**Required work:** Count every line where "structured" shows up, and give that number only.

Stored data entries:
┄┄┄┄┄┄

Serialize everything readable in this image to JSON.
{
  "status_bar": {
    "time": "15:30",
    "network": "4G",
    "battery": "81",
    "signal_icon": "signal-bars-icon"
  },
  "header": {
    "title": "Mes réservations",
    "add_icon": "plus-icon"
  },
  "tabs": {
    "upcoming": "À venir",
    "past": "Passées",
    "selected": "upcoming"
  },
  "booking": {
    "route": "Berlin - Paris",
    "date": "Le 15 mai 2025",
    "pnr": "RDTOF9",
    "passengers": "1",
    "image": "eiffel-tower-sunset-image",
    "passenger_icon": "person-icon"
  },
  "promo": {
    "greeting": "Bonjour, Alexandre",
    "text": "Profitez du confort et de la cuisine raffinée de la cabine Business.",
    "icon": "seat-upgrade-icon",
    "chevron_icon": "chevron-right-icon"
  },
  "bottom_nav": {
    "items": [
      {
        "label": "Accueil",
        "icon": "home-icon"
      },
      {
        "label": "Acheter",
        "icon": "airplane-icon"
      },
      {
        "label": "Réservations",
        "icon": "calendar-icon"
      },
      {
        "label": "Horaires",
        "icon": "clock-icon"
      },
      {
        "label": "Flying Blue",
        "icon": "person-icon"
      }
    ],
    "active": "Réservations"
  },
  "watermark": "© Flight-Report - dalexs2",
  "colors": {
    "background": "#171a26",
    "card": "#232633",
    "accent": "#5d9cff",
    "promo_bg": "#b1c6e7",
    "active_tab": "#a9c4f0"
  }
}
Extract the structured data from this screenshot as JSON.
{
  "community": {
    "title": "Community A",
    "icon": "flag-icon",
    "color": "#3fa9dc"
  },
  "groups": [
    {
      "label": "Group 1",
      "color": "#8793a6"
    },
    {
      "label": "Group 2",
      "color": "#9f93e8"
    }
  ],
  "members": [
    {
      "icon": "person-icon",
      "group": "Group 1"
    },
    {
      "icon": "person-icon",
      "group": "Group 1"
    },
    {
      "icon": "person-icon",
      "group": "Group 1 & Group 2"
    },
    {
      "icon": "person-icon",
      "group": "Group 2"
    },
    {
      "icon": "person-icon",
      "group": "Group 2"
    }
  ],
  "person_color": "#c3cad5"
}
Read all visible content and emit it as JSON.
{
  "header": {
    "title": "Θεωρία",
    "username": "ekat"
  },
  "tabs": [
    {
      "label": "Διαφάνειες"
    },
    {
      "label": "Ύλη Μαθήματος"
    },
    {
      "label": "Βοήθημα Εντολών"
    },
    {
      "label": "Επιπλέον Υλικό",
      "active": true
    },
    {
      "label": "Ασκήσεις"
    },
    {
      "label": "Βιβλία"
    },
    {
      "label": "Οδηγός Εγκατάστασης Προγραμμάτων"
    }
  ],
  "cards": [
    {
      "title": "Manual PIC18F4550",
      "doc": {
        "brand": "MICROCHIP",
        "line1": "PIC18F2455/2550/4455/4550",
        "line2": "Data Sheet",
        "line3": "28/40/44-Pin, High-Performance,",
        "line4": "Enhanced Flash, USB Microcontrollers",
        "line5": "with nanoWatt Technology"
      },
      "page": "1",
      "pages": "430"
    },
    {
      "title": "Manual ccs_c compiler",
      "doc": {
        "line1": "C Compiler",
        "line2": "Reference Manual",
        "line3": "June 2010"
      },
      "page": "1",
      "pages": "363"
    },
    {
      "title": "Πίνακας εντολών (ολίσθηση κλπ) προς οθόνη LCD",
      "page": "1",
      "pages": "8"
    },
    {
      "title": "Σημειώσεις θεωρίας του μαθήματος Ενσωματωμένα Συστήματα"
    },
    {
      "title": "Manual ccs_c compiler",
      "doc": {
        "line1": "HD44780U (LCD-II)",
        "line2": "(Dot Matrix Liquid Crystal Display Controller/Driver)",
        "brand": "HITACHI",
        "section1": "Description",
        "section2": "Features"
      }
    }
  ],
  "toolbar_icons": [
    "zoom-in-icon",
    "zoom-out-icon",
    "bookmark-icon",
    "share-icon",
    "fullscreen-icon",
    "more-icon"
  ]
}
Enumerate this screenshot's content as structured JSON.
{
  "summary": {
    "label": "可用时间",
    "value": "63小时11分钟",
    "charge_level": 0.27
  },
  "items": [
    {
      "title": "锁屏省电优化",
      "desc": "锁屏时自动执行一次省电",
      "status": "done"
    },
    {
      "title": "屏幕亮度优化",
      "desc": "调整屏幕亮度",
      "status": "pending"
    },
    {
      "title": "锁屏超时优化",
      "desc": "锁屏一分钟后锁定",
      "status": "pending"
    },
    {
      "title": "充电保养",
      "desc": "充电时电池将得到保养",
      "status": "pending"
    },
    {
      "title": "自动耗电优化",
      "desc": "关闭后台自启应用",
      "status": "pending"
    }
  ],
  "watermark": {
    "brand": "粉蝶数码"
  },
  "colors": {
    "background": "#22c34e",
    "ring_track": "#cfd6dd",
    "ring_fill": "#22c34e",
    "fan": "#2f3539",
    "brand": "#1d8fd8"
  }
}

┄┄┄┄┄┄

**Output below:** 2